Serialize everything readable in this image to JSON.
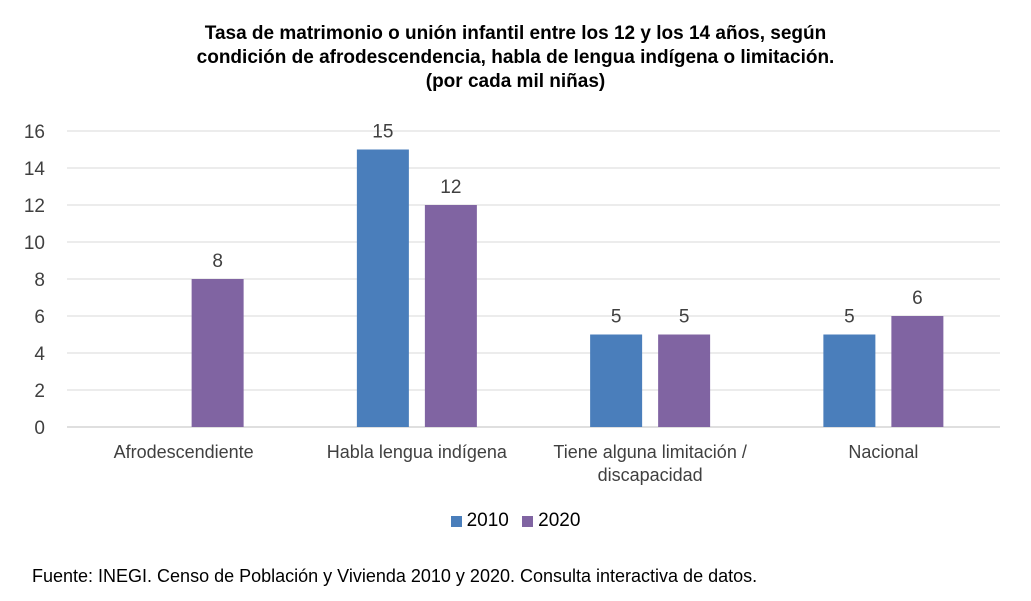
{
  "chart_data": {
    "type": "bar",
    "title_lines": [
      "Tasa de matrimonio o unión infantil entre los 12 y los 14 años, según",
      "condición de afrodescendencia, habla de lengua indígena o limitación.",
      "(por cada mil niñas)"
    ],
    "categories": [
      [
        "Afrodescendiente"
      ],
      [
        "Habla lengua indígena"
      ],
      [
        "Tiene alguna limitación /",
        "discapacidad"
      ],
      [
        "Nacional"
      ]
    ],
    "series": [
      {
        "name": "2010",
        "color": "#4a7ebb",
        "values": [
          null,
          15,
          5,
          5
        ]
      },
      {
        "name": "2020",
        "color": "#8064a2",
        "values": [
          8,
          12,
          5,
          6
        ]
      }
    ],
    "ylim": [
      0,
      16
    ],
    "yticks": [
      0,
      2,
      4,
      6,
      8,
      10,
      12,
      14,
      16
    ],
    "grid": true,
    "legend_position": "bottom"
  },
  "legend": {
    "items": [
      "2010",
      "2020"
    ]
  },
  "source": "Fuente: INEGI. Censo de Población y Vivienda 2010 y 2020. Consulta interactiva de datos."
}
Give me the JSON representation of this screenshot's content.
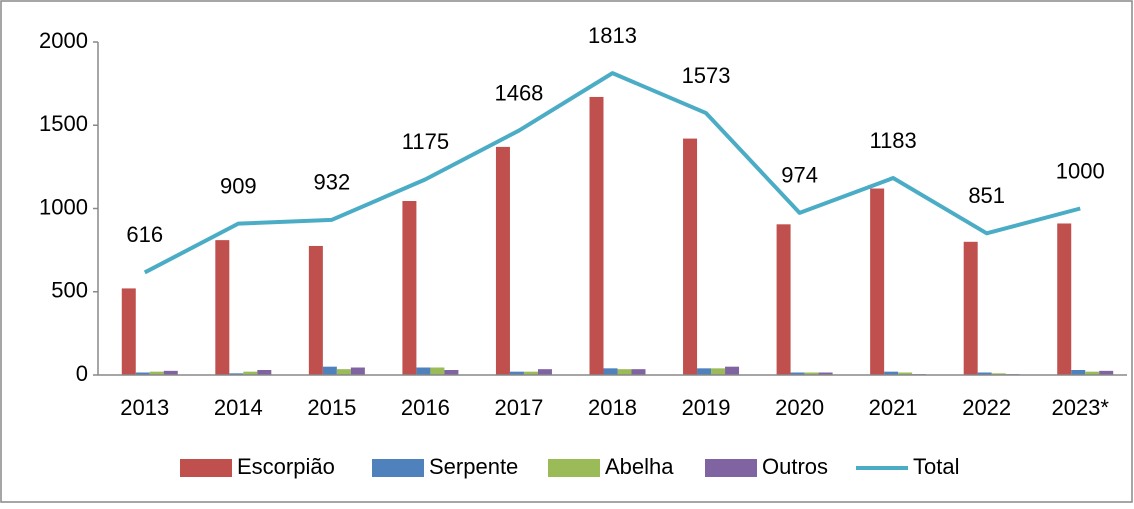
{
  "chart_data": {
    "type": "bar",
    "categories": [
      "2013",
      "2014",
      "2015",
      "2016",
      "2017",
      "2018",
      "2019",
      "2020",
      "2021",
      "2022",
      "2023*"
    ],
    "series": [
      {
        "name": "Escorpião",
        "color": "#c0504d",
        "values": [
          520,
          810,
          775,
          1045,
          1370,
          1670,
          1420,
          905,
          1120,
          800,
          910
        ]
      },
      {
        "name": "Serpente",
        "color": "#4f81bd",
        "values": [
          15,
          10,
          50,
          45,
          20,
          40,
          40,
          15,
          20,
          15,
          30
        ]
      },
      {
        "name": "Abelha",
        "color": "#9bbb59",
        "values": [
          20,
          20,
          35,
          45,
          20,
          35,
          40,
          15,
          15,
          10,
          20
        ]
      },
      {
        "name": "Outros",
        "color": "#8064a2",
        "values": [
          25,
          30,
          45,
          30,
          35,
          35,
          50,
          15,
          5,
          5,
          25
        ]
      },
      {
        "name": "Total",
        "type": "line",
        "color": "#4bacc6",
        "values": [
          616,
          909,
          932,
          1175,
          1468,
          1813,
          1573,
          974,
          1183,
          851,
          1000
        ]
      }
    ],
    "ylim": [
      0,
      2000
    ],
    "yticks": [
      0,
      500,
      1000,
      1500,
      2000
    ],
    "grid": false,
    "legend": "bottom"
  }
}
○ ○ ○ ○ ○
[EXERCISE]:
Search the lines for the word "this" and report how many contain it, by number only.

[SOLUTION]:
2